=== GIVEN TASK ===
Hunt for the word "таблетки" across the entries below, copying each line that holds it.

=== EXTRACTED MATERIAL ===
□ □ □ □ □ □ □

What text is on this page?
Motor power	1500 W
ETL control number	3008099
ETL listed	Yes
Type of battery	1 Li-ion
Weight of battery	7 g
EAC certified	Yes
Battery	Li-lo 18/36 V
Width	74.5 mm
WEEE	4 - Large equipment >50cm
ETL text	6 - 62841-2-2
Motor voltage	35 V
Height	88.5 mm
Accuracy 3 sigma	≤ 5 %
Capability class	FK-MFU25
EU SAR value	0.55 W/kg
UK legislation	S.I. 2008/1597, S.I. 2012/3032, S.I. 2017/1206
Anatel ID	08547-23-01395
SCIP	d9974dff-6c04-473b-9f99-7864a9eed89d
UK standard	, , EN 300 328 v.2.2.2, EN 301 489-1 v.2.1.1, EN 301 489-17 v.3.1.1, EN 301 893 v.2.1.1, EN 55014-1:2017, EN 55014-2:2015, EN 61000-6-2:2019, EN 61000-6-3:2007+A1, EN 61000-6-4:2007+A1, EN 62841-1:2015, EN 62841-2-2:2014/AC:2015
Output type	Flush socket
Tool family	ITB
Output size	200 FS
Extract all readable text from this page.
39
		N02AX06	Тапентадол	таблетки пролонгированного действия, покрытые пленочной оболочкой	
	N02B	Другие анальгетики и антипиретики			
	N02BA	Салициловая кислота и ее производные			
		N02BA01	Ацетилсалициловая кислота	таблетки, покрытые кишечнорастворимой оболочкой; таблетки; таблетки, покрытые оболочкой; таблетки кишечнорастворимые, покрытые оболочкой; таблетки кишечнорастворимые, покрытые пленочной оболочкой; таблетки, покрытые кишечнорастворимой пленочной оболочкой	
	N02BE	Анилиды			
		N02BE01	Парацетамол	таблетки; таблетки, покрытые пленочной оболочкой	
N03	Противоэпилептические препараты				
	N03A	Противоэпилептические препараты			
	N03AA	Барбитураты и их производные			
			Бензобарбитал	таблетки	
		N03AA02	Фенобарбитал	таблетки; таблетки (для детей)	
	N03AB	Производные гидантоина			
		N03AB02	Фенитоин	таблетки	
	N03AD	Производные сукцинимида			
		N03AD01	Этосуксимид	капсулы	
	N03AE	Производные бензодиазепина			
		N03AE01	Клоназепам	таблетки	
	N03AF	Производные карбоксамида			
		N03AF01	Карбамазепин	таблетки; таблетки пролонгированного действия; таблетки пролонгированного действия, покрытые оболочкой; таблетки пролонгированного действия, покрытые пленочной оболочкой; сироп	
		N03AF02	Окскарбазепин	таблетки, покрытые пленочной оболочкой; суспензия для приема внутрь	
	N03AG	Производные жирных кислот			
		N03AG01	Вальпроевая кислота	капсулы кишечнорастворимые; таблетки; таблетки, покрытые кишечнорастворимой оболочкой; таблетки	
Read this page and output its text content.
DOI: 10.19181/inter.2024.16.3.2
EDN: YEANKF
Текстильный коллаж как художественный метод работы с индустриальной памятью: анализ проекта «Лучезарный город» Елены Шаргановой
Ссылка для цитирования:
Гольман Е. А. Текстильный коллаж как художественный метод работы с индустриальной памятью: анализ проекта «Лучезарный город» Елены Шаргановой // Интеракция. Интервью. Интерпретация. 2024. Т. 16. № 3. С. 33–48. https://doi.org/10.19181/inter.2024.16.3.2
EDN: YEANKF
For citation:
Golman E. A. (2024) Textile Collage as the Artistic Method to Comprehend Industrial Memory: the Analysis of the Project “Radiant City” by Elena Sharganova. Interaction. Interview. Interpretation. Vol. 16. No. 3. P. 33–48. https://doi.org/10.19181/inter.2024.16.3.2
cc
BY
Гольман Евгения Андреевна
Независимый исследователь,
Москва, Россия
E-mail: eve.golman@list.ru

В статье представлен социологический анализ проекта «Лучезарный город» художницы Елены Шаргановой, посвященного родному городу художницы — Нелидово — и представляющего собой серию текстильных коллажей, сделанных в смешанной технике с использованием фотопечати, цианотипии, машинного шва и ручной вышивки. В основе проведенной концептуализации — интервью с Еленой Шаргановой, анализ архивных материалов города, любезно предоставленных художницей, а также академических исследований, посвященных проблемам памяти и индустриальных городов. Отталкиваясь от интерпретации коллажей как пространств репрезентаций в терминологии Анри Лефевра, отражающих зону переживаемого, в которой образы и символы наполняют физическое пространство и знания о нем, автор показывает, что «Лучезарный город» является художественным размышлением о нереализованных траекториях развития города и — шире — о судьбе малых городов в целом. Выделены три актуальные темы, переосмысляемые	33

□ □ □ □ □ □ □

=== FINAL RESULT ===
		N02AX06	Тапентадол	таблетки пролонгированного действия, покрытые пленочной оболочкой	
		N02BA01	Ацетилсалициловая кислота	таблетки, покрытые кишечнорастворимой оболочкой; таблетки; таблетки, покрытые оболочкой; таблетки кишечнорастворимые, покрытые оболочкой; таблетки кишечнорастворимые, покрытые пленочной оболочкой; таблетки, покрытые кишечнорастворимой пленочной оболочкой	
		N02BE01	Парацетамол	таблетки; таблетки, покрытые пленочной оболочкой	
			Бензобарбитал	таблетки	
		N03AA02	Фенобарбитал	таблетки; таблетки (для детей)	
		N03AB02	Фенитоин	таблетки	
		N03AE01	Клоназепам	таблетки	
		N03AF01	Карбамазепин	таблетки; таблетки пролонгированного действия; таблетки пролонгированного действия, покрытые оболочкой; таблетки пролонгированного действия, покрытые пленочной оболочкой; сироп	
		N03AF02	Окскарбазепин	таблетки, покрытые пленочной оболочкой; суспензия для приема внутрь	
		N03AG01	Вальпроевая кислота	капсулы кишечнорастворимые; таблетки; таблетки, покрытые кишечнорастворимой оболочкой; таблетки	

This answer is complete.